AIM: Write out the full set of records below exactly.

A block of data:
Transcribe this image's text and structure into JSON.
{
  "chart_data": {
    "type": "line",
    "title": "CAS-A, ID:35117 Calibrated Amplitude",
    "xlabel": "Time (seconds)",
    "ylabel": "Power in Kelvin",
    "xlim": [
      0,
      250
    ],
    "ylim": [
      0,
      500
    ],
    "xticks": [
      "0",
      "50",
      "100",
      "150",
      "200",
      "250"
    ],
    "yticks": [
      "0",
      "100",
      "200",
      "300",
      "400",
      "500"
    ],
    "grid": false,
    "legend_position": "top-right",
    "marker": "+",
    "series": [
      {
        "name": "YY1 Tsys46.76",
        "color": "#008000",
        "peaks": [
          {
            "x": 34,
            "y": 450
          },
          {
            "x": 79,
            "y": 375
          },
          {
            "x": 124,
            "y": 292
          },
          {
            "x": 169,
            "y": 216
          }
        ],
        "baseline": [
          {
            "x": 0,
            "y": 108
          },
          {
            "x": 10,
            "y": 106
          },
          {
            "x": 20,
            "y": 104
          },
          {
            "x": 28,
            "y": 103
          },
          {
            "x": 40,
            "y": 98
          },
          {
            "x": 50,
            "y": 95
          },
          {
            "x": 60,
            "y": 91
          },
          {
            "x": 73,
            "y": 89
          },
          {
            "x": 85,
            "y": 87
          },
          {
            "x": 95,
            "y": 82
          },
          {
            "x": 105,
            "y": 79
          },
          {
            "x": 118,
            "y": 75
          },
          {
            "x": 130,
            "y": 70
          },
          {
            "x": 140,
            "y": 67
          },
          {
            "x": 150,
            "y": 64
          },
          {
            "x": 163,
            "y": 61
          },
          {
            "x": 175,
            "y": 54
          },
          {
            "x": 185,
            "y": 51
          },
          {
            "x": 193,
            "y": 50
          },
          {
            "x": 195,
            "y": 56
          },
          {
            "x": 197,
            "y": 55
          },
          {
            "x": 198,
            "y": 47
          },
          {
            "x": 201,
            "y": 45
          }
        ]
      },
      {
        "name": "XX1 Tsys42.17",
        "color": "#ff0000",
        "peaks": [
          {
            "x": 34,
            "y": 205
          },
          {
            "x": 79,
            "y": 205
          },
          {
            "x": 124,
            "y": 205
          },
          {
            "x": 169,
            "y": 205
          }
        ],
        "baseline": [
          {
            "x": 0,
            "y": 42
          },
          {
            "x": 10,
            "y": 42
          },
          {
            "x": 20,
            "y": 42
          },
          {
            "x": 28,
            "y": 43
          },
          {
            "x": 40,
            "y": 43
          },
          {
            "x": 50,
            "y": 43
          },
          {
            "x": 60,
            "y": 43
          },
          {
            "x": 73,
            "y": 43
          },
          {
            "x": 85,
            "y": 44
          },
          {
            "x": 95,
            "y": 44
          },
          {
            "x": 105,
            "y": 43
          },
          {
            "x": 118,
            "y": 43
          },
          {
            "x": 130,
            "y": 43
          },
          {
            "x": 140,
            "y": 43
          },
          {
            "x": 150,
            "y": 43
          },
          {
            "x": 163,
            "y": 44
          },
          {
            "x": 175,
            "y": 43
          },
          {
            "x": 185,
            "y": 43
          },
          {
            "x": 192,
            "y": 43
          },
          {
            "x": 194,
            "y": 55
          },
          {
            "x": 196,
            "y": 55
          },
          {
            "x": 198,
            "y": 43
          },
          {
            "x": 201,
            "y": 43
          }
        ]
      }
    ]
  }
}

RESULT:
Transcribe this image's text and structure into JSON.
{
  "chart_data": {
    "type": "line",
    "title": "CAS-A, ID:35117 Calibrated Amplitude",
    "xlabel": "Time (seconds)",
    "ylabel": "Power in Kelvin",
    "xlim": [
      0,
      250
    ],
    "ylim": [
      0,
      500
    ],
    "xticks": [
      "0",
      "50",
      "100",
      "150",
      "200",
      "250"
    ],
    "yticks": [
      "0",
      "100",
      "200",
      "300",
      "400",
      "500"
    ],
    "grid": false,
    "legend_position": "top-right",
    "marker": "+",
    "series": [
      {
        "name": "YY1 Tsys46.76",
        "color": "#008000",
        "peaks": [
          {
            "x": 34,
            "y": 450
          },
          {
            "x": 79,
            "y": 375
          },
          {
            "x": 124,
            "y": 292
          },
          {
            "x": 169,
            "y": 216
          }
        ],
        "baseline": [
          {
            "x": 0,
            "y": 108
          },
          {
            "x": 10,
            "y": 106
          },
          {
            "x": 20,
            "y": 104
          },
          {
            "x": 28,
            "y": 103
          },
          {
            "x": 40,
            "y": 98
          },
          {
            "x": 50,
            "y": 95
          },
          {
            "x": 60,
            "y": 91
          },
          {
            "x": 73,
            "y": 89
          },
          {
            "x": 85,
            "y": 87
          },
          {
            "x": 95,
            "y": 82
          },
          {
            "x": 105,
            "y": 79
          },
          {
            "x": 118,
            "y": 75
          },
          {
            "x": 130,
            "y": 70
          },
          {
            "x": 140,
            "y": 67
          },
          {
            "x": 150,
            "y": 64
          },
          {
            "x": 163,
            "y": 61
          },
          {
            "x": 175,
            "y": 54
          },
          {
            "x": 185,
            "y": 51
          },
          {
            "x": 193,
            "y": 50
          },
          {
            "x": 195,
            "y": 56
          },
          {
            "x": 197,
            "y": 55
          },
          {
            "x": 198,
            "y": 47
          },
          {
            "x": 201,
            "y": 45
          }
        ]
      },
      {
        "name": "XX1 Tsys42.17",
        "color": "#ff0000",
        "peaks": [
          {
            "x": 34,
            "y": 205
          },
          {
            "x": 79,
            "y": 205
          },
          {
            "x": 124,
            "y": 205
          },
          {
            "x": 169,
            "y": 205
          }
        ],
        "baseline": [
          {
            "x": 0,
            "y": 42
          },
          {
            "x": 10,
            "y": 42
          },
          {
            "x": 20,
            "y": 42
          },
          {
            "x": 28,
            "y": 43
          },
          {
            "x": 40,
            "y": 43
          },
          {
            "x": 50,
            "y": 43
          },
          {
            "x": 60,
            "y": 43
          },
          {
            "x": 73,
            "y": 43
          },
          {
            "x": 85,
            "y": 44
          },
          {
            "x": 95,
            "y": 44
          },
          {
            "x": 105,
            "y": 43
          },
          {
            "x": 118,
            "y": 43
          },
          {
            "x": 130,
            "y": 43
          },
          {
            "x": 140,
            "y": 43
          },
          {
            "x": 150,
            "y": 43
          },
          {
            "x": 163,
            "y": 44
          },
          {
            "x": 175,
            "y": 43
          },
          {
            "x": 185,
            "y": 43
          },
          {
            "x": 192,
            "y": 43
          },
          {
            "x": 194,
            "y": 55
          },
          {
            "x": 196,
            "y": 55
          },
          {
            "x": 198,
            "y": 43
          },
          {
            "x": 201,
            "y": 43
          }
        ]
      }
    ]
  }
}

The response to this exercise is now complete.